--- START DATA TO PROCESS ---

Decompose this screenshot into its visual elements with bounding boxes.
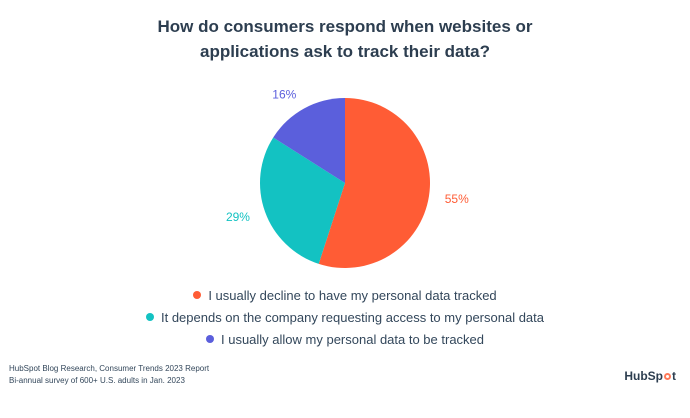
hubspot-logo-text-end: t (672, 369, 676, 383)
legend-item-allow: I usually allow my personal data to be t… (0, 328, 690, 350)
hubspot-logo: HubSp t (624, 369, 676, 383)
footer-source-line: HubSpot Blog Research, Consumer Trends 2… (9, 364, 210, 373)
footer-source: HubSpot Blog Research, Consumer Trends 2… (9, 363, 209, 387)
footer-note-line: Bi-annual survey of 600+ U.S. adults in … (9, 376, 185, 385)
pie-slice-depends (259, 137, 345, 264)
legend-label-allow: I usually allow my personal data to be t… (220, 331, 485, 347)
pie-value-label-depends: 29% (226, 210, 250, 224)
legend-dot-depends (145, 313, 154, 321)
sprocket-icon (664, 372, 671, 380)
pie-value-label-decline: 55% (445, 192, 469, 206)
pie-value-label-allow: 16% (272, 87, 296, 101)
legend-label-depends: It depends on the company requesting acc… (160, 309, 544, 325)
chart-title-line-1: How do consumers respond when websites o… (157, 17, 533, 36)
chart-title-line-2: applications ask to track their data? (199, 42, 491, 61)
chart-title: How do consumers respond when websites o… (0, 14, 690, 64)
legend-item-depends: It depends on the company requesting acc… (0, 306, 690, 328)
legend-item-decline: I usually decline to have my personal da… (0, 284, 690, 306)
legend-dot-decline (193, 291, 202, 299)
pie-value-labels: 55% 29% 16% (226, 87, 469, 224)
pie-slice-allow (273, 98, 345, 183)
hubspot-logo-text-start: HubSp (624, 369, 663, 383)
pie-slice-decline (318, 98, 430, 268)
legend-dot-allow (205, 335, 214, 343)
legend-label-decline: I usually decline to have my personal da… (208, 287, 497, 303)
legend: I usually decline to have my personal da… (0, 284, 690, 350)
pie-slices (259, 98, 430, 268)
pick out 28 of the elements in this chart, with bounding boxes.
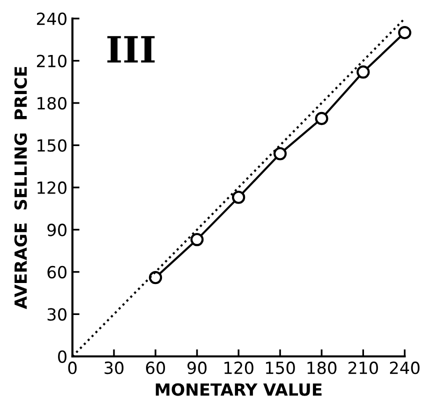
x-tick-label: 0 [68, 362, 77, 374]
y-tick-label: 150 [38, 139, 66, 152]
x-tick-label: 180 [308, 362, 336, 374]
x-tick-label: 60 [146, 362, 165, 374]
x-tick-label: 150 [266, 362, 295, 374]
y-tick-label: 90 [47, 224, 66, 236]
y-tick-label: 240 [36, 12, 66, 26]
point [232, 190, 246, 204]
x-tick-label: 30 [104, 362, 124, 374]
y-tick-label: 180 [38, 96, 66, 110]
y-tick-label: 210 [36, 54, 66, 68]
x-tick-label: 210 [348, 362, 378, 374]
y-tick-label: 120 [38, 181, 66, 194]
y-tick-label: 60 [48, 266, 66, 278]
y-axis-title: AVERAGE SELLING PRICE [14, 66, 27, 310]
y-tick-label: 0 [58, 350, 66, 363]
x-tick-label: 90 [187, 362, 207, 374]
point [356, 65, 370, 79]
point [398, 26, 412, 40]
x-axis-title: MONETARY VALUE [156, 383, 322, 396]
annotation: III [107, 36, 155, 62]
point [273, 147, 287, 160]
y-tick-label: 30 [48, 308, 66, 321]
point [315, 112, 328, 126]
x-tick-label: 120 [224, 362, 254, 374]
x-tick-label: 240 [390, 362, 420, 374]
point [148, 270, 162, 284]
point [190, 232, 204, 246]
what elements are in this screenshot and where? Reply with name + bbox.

--- END DATA TO PROCESS ---

SHORT EXERCISE => Rewrite all of the data above with every "point" switched to "marker" and every other character left unchanged. Omit the pictures from your answer.

IN RESPONSE =>
Decompose this screenshot into its visual elements with bounding boxes.
hubspot-logo-text-end: t (672, 369, 676, 383)
legend-item-allow: I usually allow my personal data to be t… (0, 328, 690, 350)
hubspot-logo: HubSp t (624, 369, 676, 383)
footer-source-line: HubSpot Blog Research, Consumer Trends 2… (9, 364, 210, 373)
footer-source: HubSpot Blog Research, Consumer Trends 2… (9, 363, 209, 387)
footer-note-line: Bi-annual survey of 600+ U.S. adults in … (9, 376, 185, 385)
pie-slice-depends (259, 137, 345, 264)
legend-label-allow: I usually allow my personal data to be t… (220, 331, 485, 347)
pie-value-label-depends: 29% (226, 210, 250, 224)
legend-dot-depends (145, 313, 154, 321)
sprocket-icon (664, 372, 671, 380)
pie-value-label-decline: 55% (445, 192, 469, 206)
pie-value-label-allow: 16% (272, 87, 296, 101)
legend-label-depends: It depends on the company requesting acc… (160, 309, 544, 325)
chart-title-line-1: How do consumers respond when websites o… (157, 17, 533, 36)
chart-title-line-2: applications ask to track their data? (199, 42, 491, 61)
chart-title: How do consumers respond when websites o… (0, 14, 690, 64)
legend-item-depends: It depends on the company requesting acc… (0, 306, 690, 328)
legend-item-decline: I usually decline to have my personal da… (0, 284, 690, 306)
legend-dot-decline (193, 291, 202, 299)
pie-value-labels: 55% 29% 16% (226, 87, 469, 224)
pie-slice-allow (273, 98, 345, 183)
hubspot-logo-text-start: HubSp (624, 369, 663, 383)
pie-slice-decline (318, 98, 430, 268)
legend-dot-allow (205, 335, 214, 343)
legend-label-decline: I usually decline to have my personal da… (208, 287, 497, 303)
legend: I usually decline to have my personal da… (0, 284, 690, 350)
pie-slices (259, 98, 430, 268)
pick out 28 of the elements in this chart, with bounding boxes.
x-tick-label: 0 [68, 362, 77, 374]
y-tick-label: 150 [38, 139, 66, 152]
x-tick-label: 180 [308, 362, 336, 374]
x-tick-label: 60 [146, 362, 165, 374]
x-tick-label: 150 [266, 362, 295, 374]
y-tick-label: 90 [47, 224, 66, 236]
y-tick-label: 240 [36, 12, 66, 26]
marker [232, 190, 246, 204]
x-tick-label: 30 [104, 362, 124, 374]
y-tick-label: 180 [38, 96, 66, 110]
y-tick-label: 210 [36, 54, 66, 68]
x-tick-label: 210 [348, 362, 378, 374]
y-tick-label: 120 [38, 181, 66, 194]
y-tick-label: 60 [48, 266, 66, 278]
y-axis-title: AVERAGE SELLING PRICE [14, 66, 27, 310]
y-tick-label: 0 [58, 350, 66, 363]
x-tick-label: 90 [187, 362, 207, 374]
marker [356, 65, 370, 79]
marker [398, 26, 412, 40]
x-axis-title: MONETARY VALUE [156, 383, 322, 396]
annotation: III [107, 36, 155, 62]
marker [273, 147, 287, 160]
y-tick-label: 30 [48, 308, 66, 321]
marker [315, 112, 328, 126]
x-tick-label: 120 [224, 362, 254, 374]
x-tick-label: 240 [390, 362, 420, 374]
marker [148, 270, 162, 284]
marker [190, 232, 204, 246]
what elements are in this screenshot and where? Reply with name + bbox.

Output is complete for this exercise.